WHAT YOU SHOULD DO: The records underneath are to be repeated exactly, with the pictures left out.

===== AVAILABLE RECORDS

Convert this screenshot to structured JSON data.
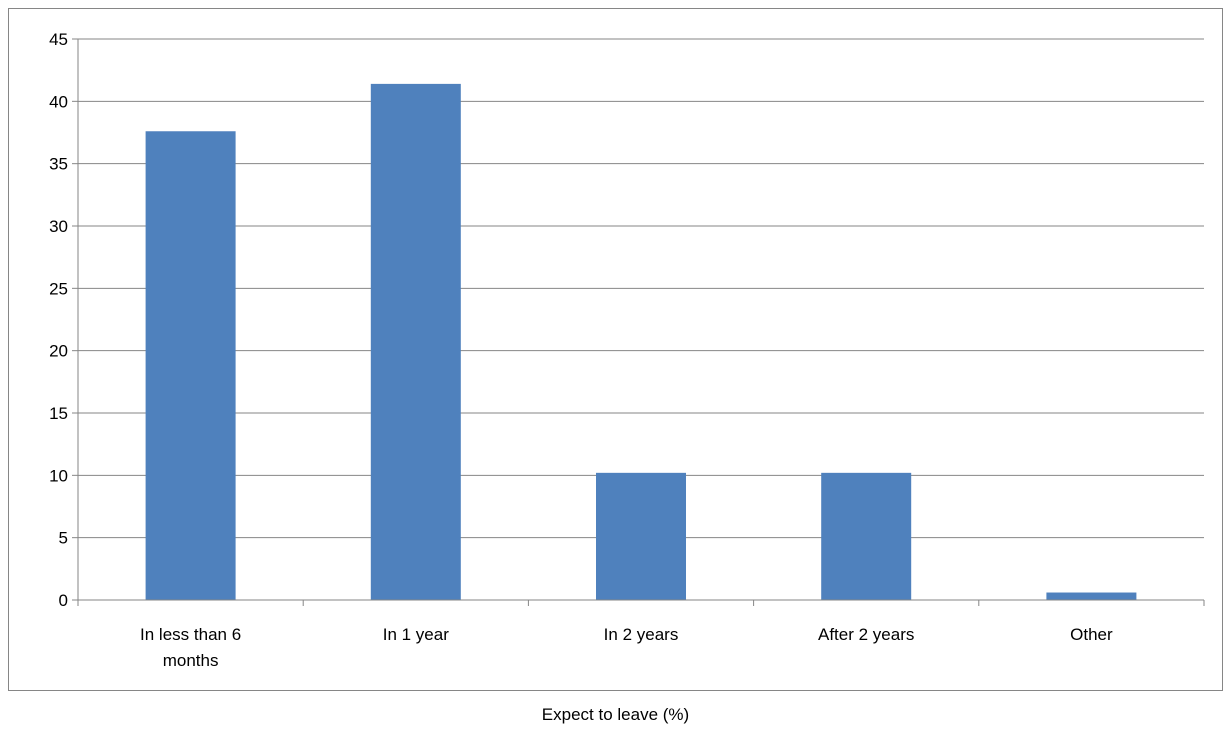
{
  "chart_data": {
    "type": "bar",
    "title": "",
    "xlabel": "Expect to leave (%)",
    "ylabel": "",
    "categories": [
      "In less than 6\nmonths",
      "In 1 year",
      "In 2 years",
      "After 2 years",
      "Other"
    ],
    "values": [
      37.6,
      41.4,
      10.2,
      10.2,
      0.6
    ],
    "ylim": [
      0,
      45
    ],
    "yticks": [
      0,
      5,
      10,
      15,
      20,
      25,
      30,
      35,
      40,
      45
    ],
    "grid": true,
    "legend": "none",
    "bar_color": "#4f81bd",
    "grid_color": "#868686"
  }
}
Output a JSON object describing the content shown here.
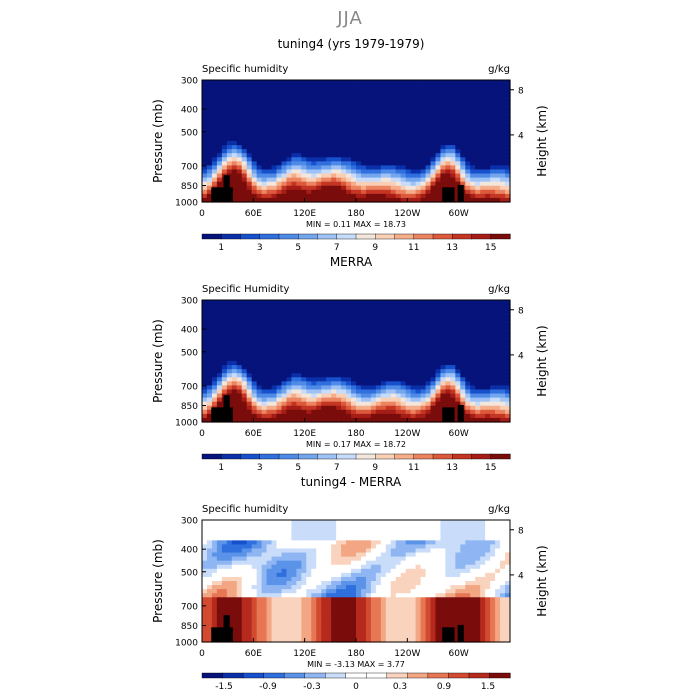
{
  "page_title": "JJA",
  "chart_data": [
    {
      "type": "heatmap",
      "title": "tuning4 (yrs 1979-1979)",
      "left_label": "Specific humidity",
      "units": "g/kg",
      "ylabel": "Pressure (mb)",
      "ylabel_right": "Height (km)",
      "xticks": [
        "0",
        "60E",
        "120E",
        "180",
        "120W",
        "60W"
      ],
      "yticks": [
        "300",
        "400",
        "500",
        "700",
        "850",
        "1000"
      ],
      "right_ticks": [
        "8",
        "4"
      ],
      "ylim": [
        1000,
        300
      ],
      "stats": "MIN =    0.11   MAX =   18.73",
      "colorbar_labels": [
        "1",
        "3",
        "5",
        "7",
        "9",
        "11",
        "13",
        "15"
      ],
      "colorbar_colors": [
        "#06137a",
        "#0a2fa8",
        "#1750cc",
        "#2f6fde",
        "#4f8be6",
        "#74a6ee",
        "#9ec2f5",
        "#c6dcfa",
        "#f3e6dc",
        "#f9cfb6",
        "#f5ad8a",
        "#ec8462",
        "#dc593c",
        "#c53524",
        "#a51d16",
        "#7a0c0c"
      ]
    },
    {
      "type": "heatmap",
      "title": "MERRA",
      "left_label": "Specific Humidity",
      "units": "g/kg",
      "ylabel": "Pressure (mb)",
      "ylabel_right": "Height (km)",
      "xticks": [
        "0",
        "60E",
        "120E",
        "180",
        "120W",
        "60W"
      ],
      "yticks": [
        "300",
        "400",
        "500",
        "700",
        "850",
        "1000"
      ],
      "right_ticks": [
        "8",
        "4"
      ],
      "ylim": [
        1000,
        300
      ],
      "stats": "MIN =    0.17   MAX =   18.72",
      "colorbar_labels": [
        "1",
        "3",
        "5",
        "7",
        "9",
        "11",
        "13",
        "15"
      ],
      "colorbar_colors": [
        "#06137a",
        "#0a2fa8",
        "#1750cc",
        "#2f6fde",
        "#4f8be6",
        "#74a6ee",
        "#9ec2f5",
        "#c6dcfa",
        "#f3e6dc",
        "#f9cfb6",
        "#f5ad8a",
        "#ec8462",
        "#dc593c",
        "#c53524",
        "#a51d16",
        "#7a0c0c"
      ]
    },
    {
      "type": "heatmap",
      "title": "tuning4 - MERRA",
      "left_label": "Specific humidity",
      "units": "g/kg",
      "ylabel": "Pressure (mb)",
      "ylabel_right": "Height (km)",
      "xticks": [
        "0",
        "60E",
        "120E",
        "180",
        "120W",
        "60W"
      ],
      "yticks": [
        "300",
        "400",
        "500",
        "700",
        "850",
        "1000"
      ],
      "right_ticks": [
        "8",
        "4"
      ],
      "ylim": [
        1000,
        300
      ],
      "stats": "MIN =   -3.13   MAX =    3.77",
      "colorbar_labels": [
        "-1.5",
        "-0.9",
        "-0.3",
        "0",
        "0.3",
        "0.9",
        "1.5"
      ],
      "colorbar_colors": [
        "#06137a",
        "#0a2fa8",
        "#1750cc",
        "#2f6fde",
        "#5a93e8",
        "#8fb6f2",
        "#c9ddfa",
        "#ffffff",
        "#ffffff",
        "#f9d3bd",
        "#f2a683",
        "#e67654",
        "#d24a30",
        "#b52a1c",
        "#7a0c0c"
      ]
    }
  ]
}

==========

REPLY TO THE EXERCISE:
Convert this screenshot to structured JSON data.
{
  "chart_data": {
    "type": "bar",
    "title": "",
    "xlabel": "Expect to leave (%)",
    "ylabel": "",
    "categories": [
      "In less than 6\nmonths",
      "In 1 year",
      "In 2 years",
      "After 2 years",
      "Other"
    ],
    "values": [
      37.6,
      41.4,
      10.2,
      10.2,
      0.6
    ],
    "ylim": [
      0,
      45
    ],
    "yticks": [
      0,
      5,
      10,
      15,
      20,
      25,
      30,
      35,
      40,
      45
    ],
    "grid": true,
    "legend": "none",
    "bar_color": "#4f81bd",
    "grid_color": "#868686"
  }
}
Output a JSON object describing the content shown here.
{
  "page_title": "JJA",
  "chart_data": [
    {
      "type": "heatmap",
      "title": "tuning4 (yrs 1979-1979)",
      "left_label": "Specific humidity",
      "units": "g/kg",
      "ylabel": "Pressure (mb)",
      "ylabel_right": "Height (km)",
      "xticks": [
        "0",
        "60E",
        "120E",
        "180",
        "120W",
        "60W"
      ],
      "yticks": [
        "300",
        "400",
        "500",
        "700",
        "850",
        "1000"
      ],
      "right_ticks": [
        "8",
        "4"
      ],
      "ylim": [
        1000,
        300
      ],
      "stats": "MIN =    0.11   MAX =   18.73",
      "colorbar_labels": [
        "1",
        "3",
        "5",
        "7",
        "9",
        "11",
        "13",
        "15"
      ],
      "colorbar_colors": [
        "#06137a",
        "#0a2fa8",
        "#1750cc",
        "#2f6fde",
        "#4f8be6",
        "#74a6ee",
        "#9ec2f5",
        "#c6dcfa",
        "#f3e6dc",
        "#f9cfb6",
        "#f5ad8a",
        "#ec8462",
        "#dc593c",
        "#c53524",
        "#a51d16",
        "#7a0c0c"
      ]
    },
    {
      "type": "heatmap",
      "title": "MERRA",
      "left_label": "Specific Humidity",
      "units": "g/kg",
      "ylabel": "Pressure (mb)",
      "ylabel_right": "Height (km)",
      "xticks": [
        "0",
        "60E",
        "120E",
        "180",
        "120W",
        "60W"
      ],
      "yticks": [
        "300",
        "400",
        "500",
        "700",
        "850",
        "1000"
      ],
      "right_ticks": [
        "8",
        "4"
      ],
      "ylim": [
        1000,
        300
      ],
      "stats": "MIN =    0.17   MAX =   18.72",
      "colorbar_labels": [
        "1",
        "3",
        "5",
        "7",
        "9",
        "11",
        "13",
        "15"
      ],
      "colorbar_colors": [
        "#06137a",
        "#0a2fa8",
        "#1750cc",
        "#2f6fde",
        "#4f8be6",
        "#74a6ee",
        "#9ec2f5",
        "#c6dcfa",
        "#f3e6dc",
        "#f9cfb6",
        "#f5ad8a",
        "#ec8462",
        "#dc593c",
        "#c53524",
        "#a51d16",
        "#7a0c0c"
      ]
    },
    {
      "type": "heatmap",
      "title": "tuning4 - MERRA",
      "left_label": "Specific humidity",
      "units": "g/kg",
      "ylabel": "Pressure (mb)",
      "ylabel_right": "Height (km)",
      "xticks": [
        "0",
        "60E",
        "120E",
        "180",
        "120W",
        "60W"
      ],
      "yticks": [
        "300",
        "400",
        "500",
        "700",
        "850",
        "1000"
      ],
      "right_ticks": [
        "8",
        "4"
      ],
      "ylim": [
        1000,
        300
      ],
      "stats": "MIN =   -3.13   MAX =    3.77",
      "colorbar_labels": [
        "-1.5",
        "-0.9",
        "-0.3",
        "0",
        "0.3",
        "0.9",
        "1.5"
      ],
      "colorbar_colors": [
        "#06137a",
        "#0a2fa8",
        "#1750cc",
        "#2f6fde",
        "#5a93e8",
        "#8fb6f2",
        "#c9ddfa",
        "#ffffff",
        "#ffffff",
        "#f9d3bd",
        "#f2a683",
        "#e67654",
        "#d24a30",
        "#b52a1c",
        "#7a0c0c"
      ]
    }
  ]
}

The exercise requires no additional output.